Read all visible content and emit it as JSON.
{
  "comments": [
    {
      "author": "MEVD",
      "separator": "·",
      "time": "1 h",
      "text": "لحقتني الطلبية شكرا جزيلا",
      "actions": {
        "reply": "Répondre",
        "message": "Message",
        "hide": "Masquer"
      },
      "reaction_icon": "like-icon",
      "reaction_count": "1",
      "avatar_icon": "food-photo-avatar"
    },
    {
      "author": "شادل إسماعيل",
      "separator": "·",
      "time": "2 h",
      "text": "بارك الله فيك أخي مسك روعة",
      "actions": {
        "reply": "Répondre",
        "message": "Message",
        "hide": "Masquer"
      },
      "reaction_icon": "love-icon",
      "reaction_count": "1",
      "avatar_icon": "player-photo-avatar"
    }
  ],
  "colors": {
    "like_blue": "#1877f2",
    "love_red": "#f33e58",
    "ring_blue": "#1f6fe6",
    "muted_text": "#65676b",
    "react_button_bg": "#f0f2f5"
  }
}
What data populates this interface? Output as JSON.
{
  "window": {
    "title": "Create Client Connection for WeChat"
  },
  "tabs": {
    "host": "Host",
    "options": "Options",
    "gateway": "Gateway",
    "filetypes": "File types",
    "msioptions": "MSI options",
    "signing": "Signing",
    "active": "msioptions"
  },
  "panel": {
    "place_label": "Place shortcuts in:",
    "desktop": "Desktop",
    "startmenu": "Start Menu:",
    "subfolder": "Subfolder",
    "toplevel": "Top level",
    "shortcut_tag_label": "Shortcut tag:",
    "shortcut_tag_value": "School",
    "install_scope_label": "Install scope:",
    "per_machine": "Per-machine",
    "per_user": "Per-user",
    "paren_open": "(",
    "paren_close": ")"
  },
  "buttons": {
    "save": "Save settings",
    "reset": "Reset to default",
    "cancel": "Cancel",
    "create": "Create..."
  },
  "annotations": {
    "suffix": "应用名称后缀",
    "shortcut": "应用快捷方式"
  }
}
----------------
== Instruction ==
Your answer should be a single number: the count of lines in the listing that contain the word "JSON".

== Completed task ==
2